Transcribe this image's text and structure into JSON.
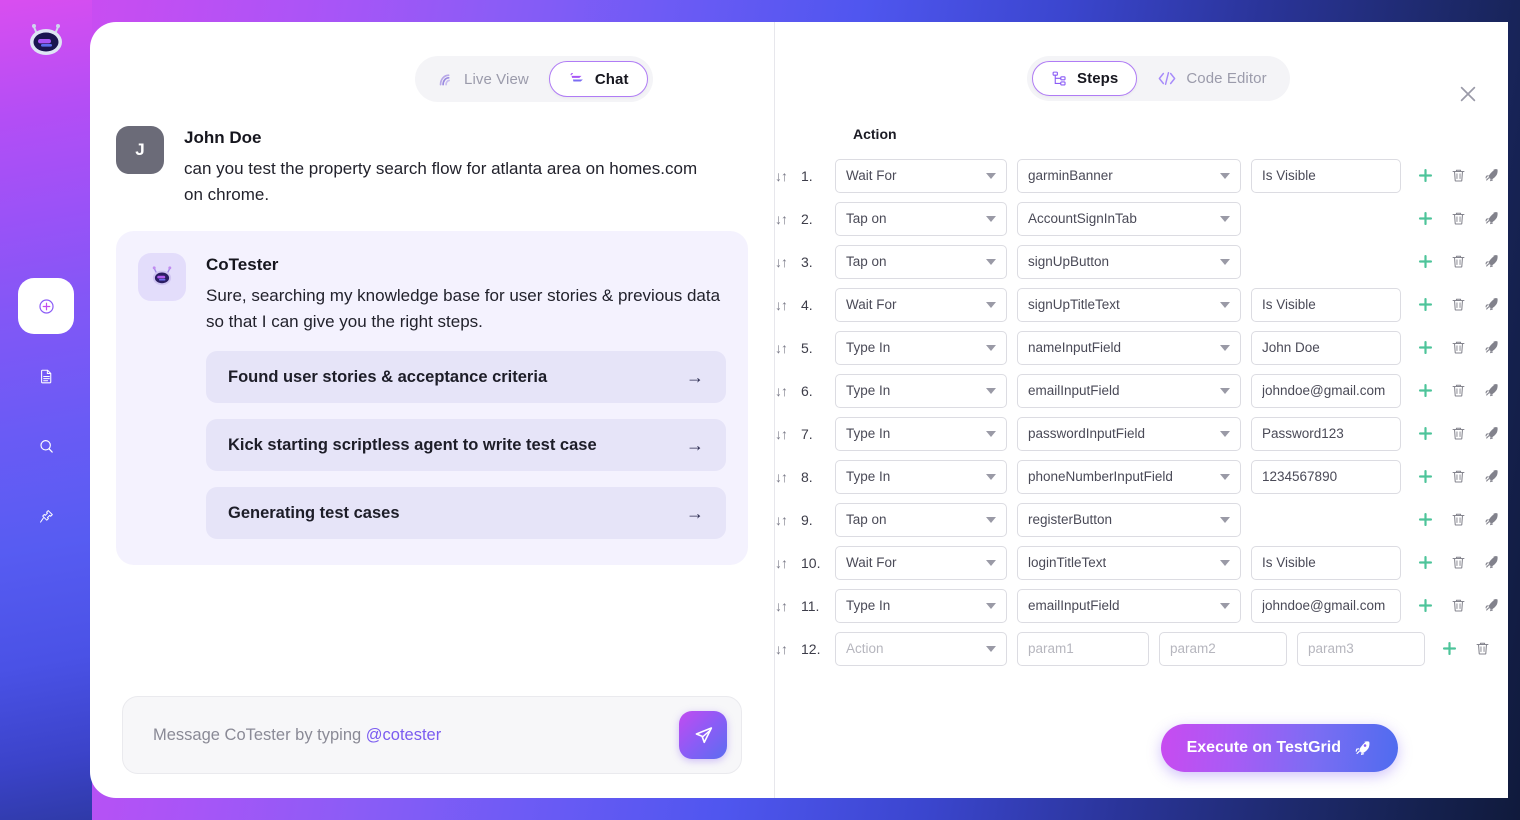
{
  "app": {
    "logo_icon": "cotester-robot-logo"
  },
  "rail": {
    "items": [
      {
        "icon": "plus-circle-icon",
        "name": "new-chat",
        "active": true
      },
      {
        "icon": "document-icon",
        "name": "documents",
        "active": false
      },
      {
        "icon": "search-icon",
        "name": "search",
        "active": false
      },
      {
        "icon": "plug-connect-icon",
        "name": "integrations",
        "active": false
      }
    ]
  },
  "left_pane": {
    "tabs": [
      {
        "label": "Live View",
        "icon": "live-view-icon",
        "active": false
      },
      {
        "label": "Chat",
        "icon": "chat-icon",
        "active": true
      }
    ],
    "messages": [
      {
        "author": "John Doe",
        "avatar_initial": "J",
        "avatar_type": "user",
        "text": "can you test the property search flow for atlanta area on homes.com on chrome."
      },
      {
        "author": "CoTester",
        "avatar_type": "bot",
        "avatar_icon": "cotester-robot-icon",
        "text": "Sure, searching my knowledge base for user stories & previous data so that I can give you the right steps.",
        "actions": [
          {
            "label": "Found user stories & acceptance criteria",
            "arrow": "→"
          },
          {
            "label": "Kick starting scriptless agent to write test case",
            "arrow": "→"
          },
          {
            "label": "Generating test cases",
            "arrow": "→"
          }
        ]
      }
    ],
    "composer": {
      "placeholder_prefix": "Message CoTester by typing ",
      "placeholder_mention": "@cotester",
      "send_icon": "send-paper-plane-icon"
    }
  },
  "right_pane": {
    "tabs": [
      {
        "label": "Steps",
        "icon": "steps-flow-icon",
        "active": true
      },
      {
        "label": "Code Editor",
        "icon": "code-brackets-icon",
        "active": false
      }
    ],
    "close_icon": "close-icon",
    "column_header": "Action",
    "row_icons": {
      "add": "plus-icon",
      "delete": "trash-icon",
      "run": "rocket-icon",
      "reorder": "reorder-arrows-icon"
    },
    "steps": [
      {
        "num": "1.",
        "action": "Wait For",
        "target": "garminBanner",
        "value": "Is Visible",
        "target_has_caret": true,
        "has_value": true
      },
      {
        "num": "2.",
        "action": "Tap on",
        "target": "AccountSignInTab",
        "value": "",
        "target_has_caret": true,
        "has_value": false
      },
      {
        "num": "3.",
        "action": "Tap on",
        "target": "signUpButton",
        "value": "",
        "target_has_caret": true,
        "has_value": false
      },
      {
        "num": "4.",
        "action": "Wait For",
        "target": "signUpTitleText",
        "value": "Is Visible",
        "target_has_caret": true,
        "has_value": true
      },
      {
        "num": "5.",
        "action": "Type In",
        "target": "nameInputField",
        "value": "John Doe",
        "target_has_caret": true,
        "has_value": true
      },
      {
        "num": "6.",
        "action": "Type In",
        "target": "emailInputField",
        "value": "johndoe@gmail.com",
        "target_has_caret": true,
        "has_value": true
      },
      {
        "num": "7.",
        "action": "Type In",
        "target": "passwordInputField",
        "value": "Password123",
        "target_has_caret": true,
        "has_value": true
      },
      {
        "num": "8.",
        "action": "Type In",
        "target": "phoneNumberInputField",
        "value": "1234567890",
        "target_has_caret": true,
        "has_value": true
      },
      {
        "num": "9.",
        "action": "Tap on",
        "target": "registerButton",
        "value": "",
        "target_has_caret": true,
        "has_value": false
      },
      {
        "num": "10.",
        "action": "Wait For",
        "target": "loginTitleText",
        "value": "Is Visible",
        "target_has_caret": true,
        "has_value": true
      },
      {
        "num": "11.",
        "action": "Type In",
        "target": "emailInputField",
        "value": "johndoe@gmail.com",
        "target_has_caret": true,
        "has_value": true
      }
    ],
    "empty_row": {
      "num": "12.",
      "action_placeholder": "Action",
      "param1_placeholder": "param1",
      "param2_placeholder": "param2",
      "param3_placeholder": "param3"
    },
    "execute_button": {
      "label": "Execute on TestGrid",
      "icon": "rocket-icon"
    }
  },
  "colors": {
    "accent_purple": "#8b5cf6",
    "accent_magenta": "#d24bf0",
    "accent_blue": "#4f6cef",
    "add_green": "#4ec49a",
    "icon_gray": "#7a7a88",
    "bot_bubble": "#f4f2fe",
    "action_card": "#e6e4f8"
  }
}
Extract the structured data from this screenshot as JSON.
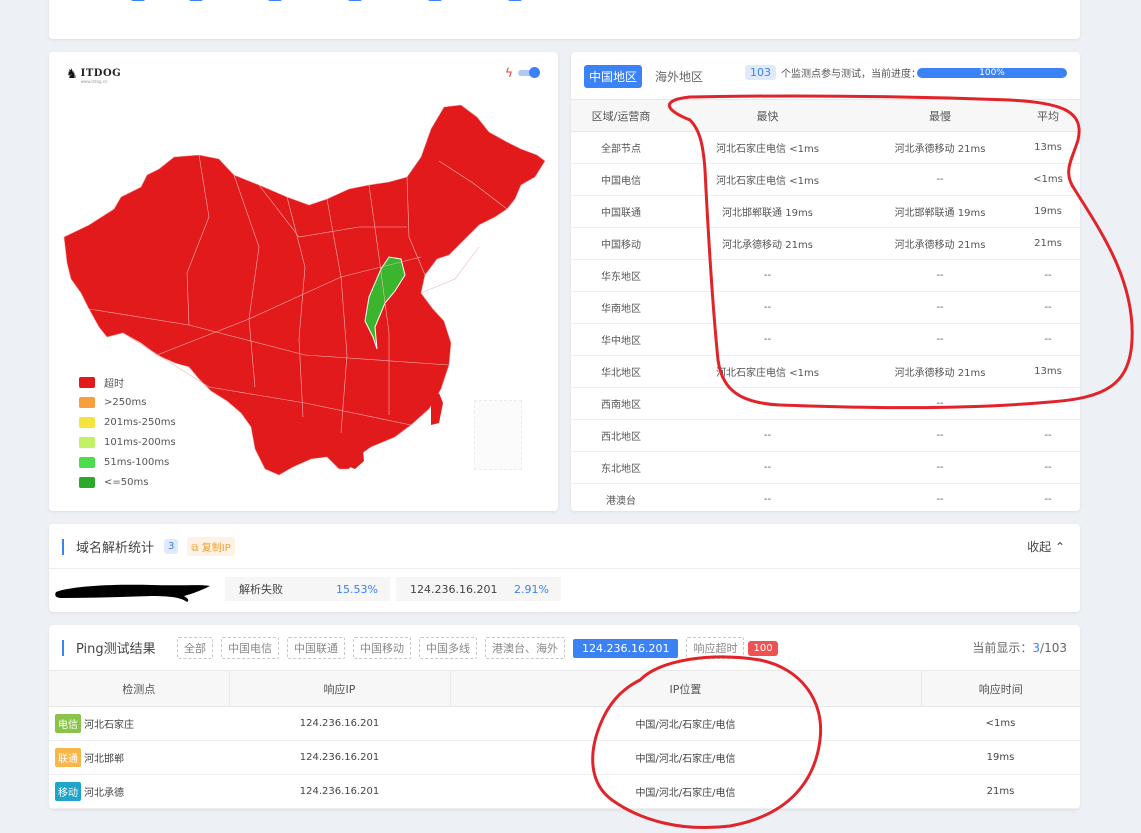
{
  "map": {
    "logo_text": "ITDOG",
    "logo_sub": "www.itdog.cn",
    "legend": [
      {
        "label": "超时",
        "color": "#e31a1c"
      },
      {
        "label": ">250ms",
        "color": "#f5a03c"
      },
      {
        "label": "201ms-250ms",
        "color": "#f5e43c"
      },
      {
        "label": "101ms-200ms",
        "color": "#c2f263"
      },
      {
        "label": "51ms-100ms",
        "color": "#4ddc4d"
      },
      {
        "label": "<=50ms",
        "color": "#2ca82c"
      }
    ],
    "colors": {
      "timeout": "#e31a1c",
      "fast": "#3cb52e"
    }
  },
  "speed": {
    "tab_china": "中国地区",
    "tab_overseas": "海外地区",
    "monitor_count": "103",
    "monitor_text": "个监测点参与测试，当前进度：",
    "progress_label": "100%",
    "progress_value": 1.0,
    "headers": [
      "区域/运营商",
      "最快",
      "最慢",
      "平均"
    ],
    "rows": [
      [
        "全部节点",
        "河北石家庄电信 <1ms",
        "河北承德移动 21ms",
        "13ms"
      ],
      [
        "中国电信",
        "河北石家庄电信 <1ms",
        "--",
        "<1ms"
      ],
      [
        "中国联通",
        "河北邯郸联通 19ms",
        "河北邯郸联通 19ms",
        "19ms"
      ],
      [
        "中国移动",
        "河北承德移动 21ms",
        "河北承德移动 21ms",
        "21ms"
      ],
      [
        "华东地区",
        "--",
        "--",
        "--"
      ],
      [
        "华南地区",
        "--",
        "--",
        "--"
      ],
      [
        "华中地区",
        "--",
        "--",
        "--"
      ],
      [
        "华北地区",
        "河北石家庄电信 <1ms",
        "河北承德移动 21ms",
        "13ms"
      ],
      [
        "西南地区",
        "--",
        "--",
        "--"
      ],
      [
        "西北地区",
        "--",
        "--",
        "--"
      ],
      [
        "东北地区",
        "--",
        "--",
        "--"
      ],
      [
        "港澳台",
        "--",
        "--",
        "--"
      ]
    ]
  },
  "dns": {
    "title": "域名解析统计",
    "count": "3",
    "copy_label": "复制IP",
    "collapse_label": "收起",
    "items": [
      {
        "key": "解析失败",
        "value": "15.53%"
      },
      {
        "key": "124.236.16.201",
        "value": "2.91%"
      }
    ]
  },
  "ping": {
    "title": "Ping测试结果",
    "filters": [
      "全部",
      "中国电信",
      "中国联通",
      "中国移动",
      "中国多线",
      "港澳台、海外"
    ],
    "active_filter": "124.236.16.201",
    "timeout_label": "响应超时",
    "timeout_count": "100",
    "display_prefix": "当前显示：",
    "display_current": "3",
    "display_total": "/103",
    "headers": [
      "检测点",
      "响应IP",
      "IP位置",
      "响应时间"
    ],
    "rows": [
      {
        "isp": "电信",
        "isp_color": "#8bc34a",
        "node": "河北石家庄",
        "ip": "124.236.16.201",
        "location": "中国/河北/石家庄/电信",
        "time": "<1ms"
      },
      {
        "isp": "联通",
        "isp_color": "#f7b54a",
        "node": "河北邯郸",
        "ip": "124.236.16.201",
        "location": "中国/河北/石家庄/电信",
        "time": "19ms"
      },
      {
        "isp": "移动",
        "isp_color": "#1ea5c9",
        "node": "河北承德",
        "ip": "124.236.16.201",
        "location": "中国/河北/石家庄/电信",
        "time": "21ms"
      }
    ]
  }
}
################
=== Set task ===
Reproduce all the entries that precede this task, word for word, minus any pictures.

=== Worked solution ===
Transcribe this image's text and structure into JSON.
{
  "app": {
    "logo_icon": "cotester-robot-logo"
  },
  "rail": {
    "items": [
      {
        "icon": "plus-circle-icon",
        "name": "new-chat",
        "active": true
      },
      {
        "icon": "document-icon",
        "name": "documents",
        "active": false
      },
      {
        "icon": "search-icon",
        "name": "search",
        "active": false
      },
      {
        "icon": "plug-connect-icon",
        "name": "integrations",
        "active": false
      }
    ]
  },
  "left_pane": {
    "tabs": [
      {
        "label": "Live View",
        "icon": "live-view-icon",
        "active": false
      },
      {
        "label": "Chat",
        "icon": "chat-icon",
        "active": true
      }
    ],
    "messages": [
      {
        "author": "John Doe",
        "avatar_initial": "J",
        "avatar_type": "user",
        "text": "can you test the property search flow for atlanta area on homes.com on chrome."
      },
      {
        "author": "CoTester",
        "avatar_type": "bot",
        "avatar_icon": "cotester-robot-icon",
        "text": "Sure, searching my knowledge base for user stories & previous data so that I can give you the right steps.",
        "actions": [
          {
            "label": "Found user stories & acceptance criteria",
            "arrow": "→"
          },
          {
            "label": "Kick starting scriptless agent to write test case",
            "arrow": "→"
          },
          {
            "label": "Generating test cases",
            "arrow": "→"
          }
        ]
      }
    ],
    "composer": {
      "placeholder_prefix": "Message CoTester by typing ",
      "placeholder_mention": "@cotester",
      "send_icon": "send-paper-plane-icon"
    }
  },
  "right_pane": {
    "tabs": [
      {
        "label": "Steps",
        "icon": "steps-flow-icon",
        "active": true
      },
      {
        "label": "Code Editor",
        "icon": "code-brackets-icon",
        "active": false
      }
    ],
    "close_icon": "close-icon",
    "column_header": "Action",
    "row_icons": {
      "add": "plus-icon",
      "delete": "trash-icon",
      "run": "rocket-icon",
      "reorder": "reorder-arrows-icon"
    },
    "steps": [
      {
        "num": "1.",
        "action": "Wait For",
        "target": "garminBanner",
        "value": "Is Visible",
        "target_has_caret": true,
        "has_value": true
      },
      {
        "num": "2.",
        "action": "Tap on",
        "target": "AccountSignInTab",
        "value": "",
        "target_has_caret": true,
        "has_value": false
      },
      {
        "num": "3.",
        "action": "Tap on",
        "target": "signUpButton",
        "value": "",
        "target_has_caret": true,
        "has_value": false
      },
      {
        "num": "4.",
        "action": "Wait For",
        "target": "signUpTitleText",
        "value": "Is Visible",
        "target_has_caret": true,
        "has_value": true
      },
      {
        "num": "5.",
        "action": "Type In",
        "target": "nameInputField",
        "value": "John Doe",
        "target_has_caret": true,
        "has_value": true
      },
      {
        "num": "6.",
        "action": "Type In",
        "target": "emailInputField",
        "value": "johndoe@gmail.com",
        "target_has_caret": true,
        "has_value": true
      },
      {
        "num": "7.",
        "action": "Type In",
        "target": "passwordInputField",
        "value": "Password123",
        "target_has_caret": true,
        "has_value": true
      },
      {
        "num": "8.",
        "action": "Type In",
        "target": "phoneNumberInputField",
        "value": "1234567890",
        "target_has_caret": true,
        "has_value": true
      },
      {
        "num": "9.",
        "action": "Tap on",
        "target": "registerButton",
        "value": "",
        "target_has_caret": true,
        "has_value": false
      },
      {
        "num": "10.",
        "action": "Wait For",
        "target": "loginTitleText",
        "value": "Is Visible",
        "target_has_caret": true,
        "has_value": true
      },
      {
        "num": "11.",
        "action": "Type In",
        "target": "emailInputField",
        "value": "johndoe@gmail.com",
        "target_has_caret": true,
        "has_value": true
      }
    ],
    "empty_row": {
      "num": "12.",
      "action_placeholder": "Action",
      "param1_placeholder": "param1",
      "param2_placeholder": "param2",
      "param3_placeholder": "param3"
    },
    "execute_button": {
      "label": "Execute on TestGrid",
      "icon": "rocket-icon"
    }
  },
  "colors": {
    "accent_purple": "#8b5cf6",
    "accent_magenta": "#d24bf0",
    "accent_blue": "#4f6cef",
    "add_green": "#4ec49a",
    "icon_gray": "#7a7a88",
    "bot_bubble": "#f4f2fe",
    "action_card": "#e6e4f8"
  }
}
Extract the structured data from this screenshot as JSON.
{
  "map": {
    "logo_text": "ITDOG",
    "logo_sub": "www.itdog.cn",
    "legend": [
      {
        "label": "超时",
        "color": "#e31a1c"
      },
      {
        "label": ">250ms",
        "color": "#f5a03c"
      },
      {
        "label": "201ms-250ms",
        "color": "#f5e43c"
      },
      {
        "label": "101ms-200ms",
        "color": "#c2f263"
      },
      {
        "label": "51ms-100ms",
        "color": "#4ddc4d"
      },
      {
        "label": "<=50ms",
        "color": "#2ca82c"
      }
    ],
    "colors": {
      "timeout": "#e31a1c",
      "fast": "#3cb52e"
    }
  },
  "speed": {
    "tab_china": "中国地区",
    "tab_overseas": "海外地区",
    "monitor_count": "103",
    "monitor_text": "个监测点参与测试，当前进度：",
    "progress_label": "100%",
    "progress_value": 1.0,
    "headers": [
      "区域/运营商",
      "最快",
      "最慢",
      "平均"
    ],
    "rows": [
      [
        "全部节点",
        "河北石家庄电信 <1ms",
        "河北承德移动 21ms",
        "13ms"
      ],
      [
        "中国电信",
        "河北石家庄电信 <1ms",
        "--",
        "<1ms"
      ],
      [
        "中国联通",
        "河北邯郸联通 19ms",
        "河北邯郸联通 19ms",
        "19ms"
      ],
      [
        "中国移动",
        "河北承德移动 21ms",
        "河北承德移动 21ms",
        "21ms"
      ],
      [
        "华东地区",
        "--",
        "--",
        "--"
      ],
      [
        "华南地区",
        "--",
        "--",
        "--"
      ],
      [
        "华中地区",
        "--",
        "--",
        "--"
      ],
      [
        "华北地区",
        "河北石家庄电信 <1ms",
        "河北承德移动 21ms",
        "13ms"
      ],
      [
        "西南地区",
        "--",
        "--",
        "--"
      ],
      [
        "西北地区",
        "--",
        "--",
        "--"
      ],
      [
        "东北地区",
        "--",
        "--",
        "--"
      ],
      [
        "港澳台",
        "--",
        "--",
        "--"
      ]
    ]
  },
  "dns": {
    "title": "域名解析统计",
    "count": "3",
    "copy_label": "复制IP",
    "collapse_label": "收起",
    "items": [
      {
        "key": "解析失败",
        "value": "15.53%"
      },
      {
        "key": "124.236.16.201",
        "value": "2.91%"
      }
    ]
  },
  "ping": {
    "title": "Ping测试结果",
    "filters": [
      "全部",
      "中国电信",
      "中国联通",
      "中国移动",
      "中国多线",
      "港澳台、海外"
    ],
    "active_filter": "124.236.16.201",
    "timeout_label": "响应超时",
    "timeout_count": "100",
    "display_prefix": "当前显示：",
    "display_current": "3",
    "display_total": "/103",
    "headers": [
      "检测点",
      "响应IP",
      "IP位置",
      "响应时间"
    ],
    "rows": [
      {
        "isp": "电信",
        "isp_color": "#8bc34a",
        "node": "河北石家庄",
        "ip": "124.236.16.201",
        "location": "中国/河北/石家庄/电信",
        "time": "<1ms"
      },
      {
        "isp": "联通",
        "isp_color": "#f7b54a",
        "node": "河北邯郸",
        "ip": "124.236.16.201",
        "location": "中国/河北/石家庄/电信",
        "time": "19ms"
      },
      {
        "isp": "移动",
        "isp_color": "#1ea5c9",
        "node": "河北承德",
        "ip": "124.236.16.201",
        "location": "中国/河北/石家庄/电信",
        "time": "21ms"
      }
    ]
  }
}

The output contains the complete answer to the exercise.